:: GOAL OF THE EXERCISE ::
Every line that holds the string "AZƏRBAYCAN" is to be identified and copied.

[start]

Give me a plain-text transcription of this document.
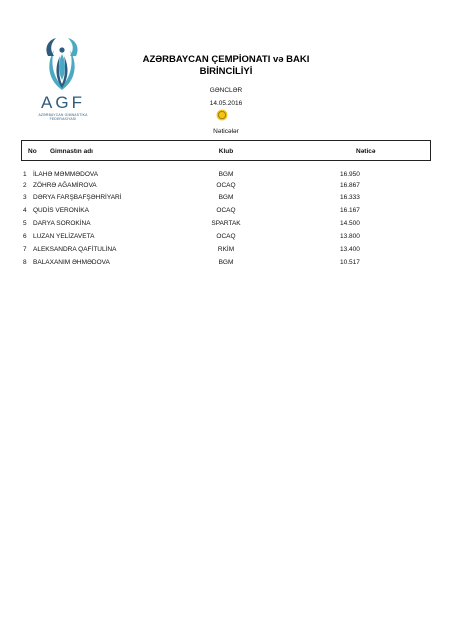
AGF
AZƏRBAYCAN GİMNASTİKA
FEDERASİYASI
AZƏRBAYCAN ÇEMPİONATI və BAKI
BİRİNCİLİYİ
GƏNCLƏR
14.05.2016
Nəticələr
No Gimnastın adı	Klub	Nəticə
1 İLAHƏ MƏMMƏDOVA	BGM	16.950
2 ZÖHRƏ AĞAMİROVA	OCAQ	16.867
3 DƏRYA FARŞBAFŞƏHRİYARİ	BGM	16.333
4 QUDİS VERONİKA	OCAQ	16.167
5 DARYA SOROKİNA	SPARTAK	14.500
6 LUZAN YELİZAVETA	OCAQ	13.800
7 ALEKSANDRA QAFİTULİNA	RKİM	13.400
8 BALAXANIM ƏHMƏDOVA	BGM	10.517
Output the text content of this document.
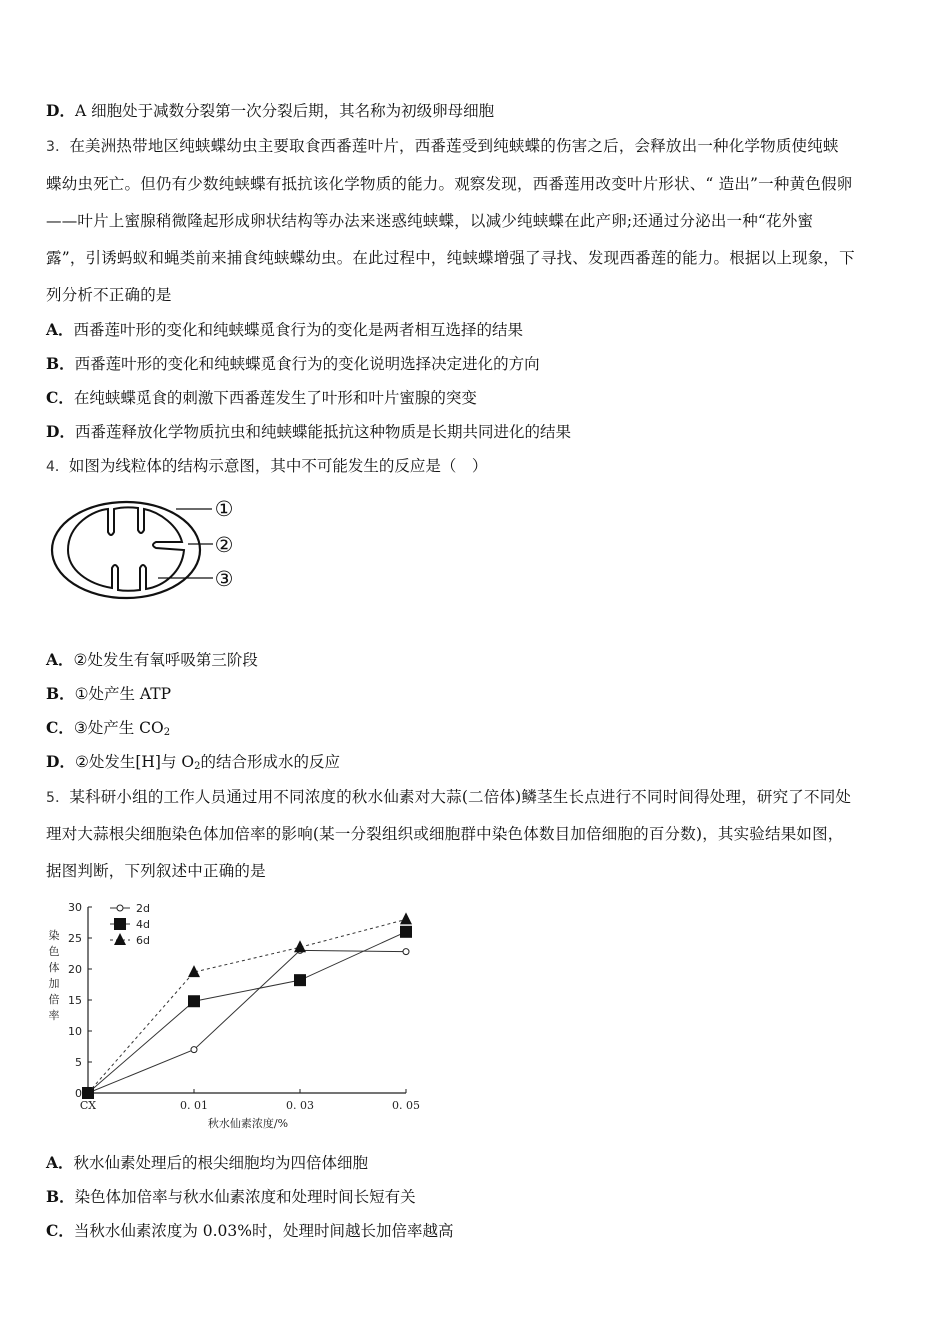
D．A 细胞处于减数分裂第一次分裂后期，其名称为初级卵母细胞
3．在美洲热带地区纯蛱蝶幼虫主要取食西番莲叶片，西番莲受到纯蛱蝶的伤害之后，会释放出一种化学物质使纯蛱
蝶幼虫死亡。但仍有少数纯蛱蝶有抵抗该化学物质的能力。观察发现，西番莲用改变叶片形状、“ 造出”一种黄色假卵
——叶片上蜜腺稍微隆起形成卵状结构等办法来迷惑纯蛱蝶，以减少纯蛱蝶在此产卵;还通过分泌出一种“花外蜜
露”，引诱蚂蚁和蝇类前来捕食纯蛱蝶幼虫。在此过程中，纯蛱蝶增强了寻找、发现西番莲的能力。根据以上现象，下
列分析不正确的是
A．西番莲叶形的变化和纯蛱蝶觅食行为的变化是两者相互选择的结果
B．西番莲叶形的变化和纯蛱蝶觅食行为的变化说明选择决定进化的方向
C．在纯蛱蝶觅食的刺激下西番莲发生了叶形和叶片蜜腺的突变
D．西番莲释放化学物质抗虫和纯蛱蝶能抵抗这种物质是长期共同进化的结果
4．如图为线粒体的结构示意图，其中不可能发生的反应是（　）
①
②
③
A．②处发生有氧呼吸第三阶段
B．①处产生 ATP
C．③处产生 $CO_2$
D．②处发生[H]与 $O_2$的结合形成水的反应
5．某科研小组的工作人员通过用不同浓度的秋水仙素对大蒜(二倍体)鳞茎生长点进行不同时间得处理，研究了不同处
理对大蒜根尖细胞染色体加倍率的影响(某一分裂组织或细胞群中染色体数目加倍细胞的百分数)，其实验结果如图，
据图判断，下列叙述中正确的是
0
5
10
15
20
25
30
CX	0. 01	0. 03	0. 05
2d
4d
6d
染
色
体
加
倍
率
秋水仙素浓度/%
A．秋水仙素处理后的根尖细胞均为四倍体细胞
B．染色体加倍率与秋水仙素浓度和处理时间长短有关
C．当秋水仙素浓度为 0.03%时，处理时间越长加倍率越高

[end]

:: RESPONSE TO THIS EXERCISE ::
AZƏRBAYCAN GİMNASTİKA
AZƏRBAYCAN ÇEMPİONATI və BAKI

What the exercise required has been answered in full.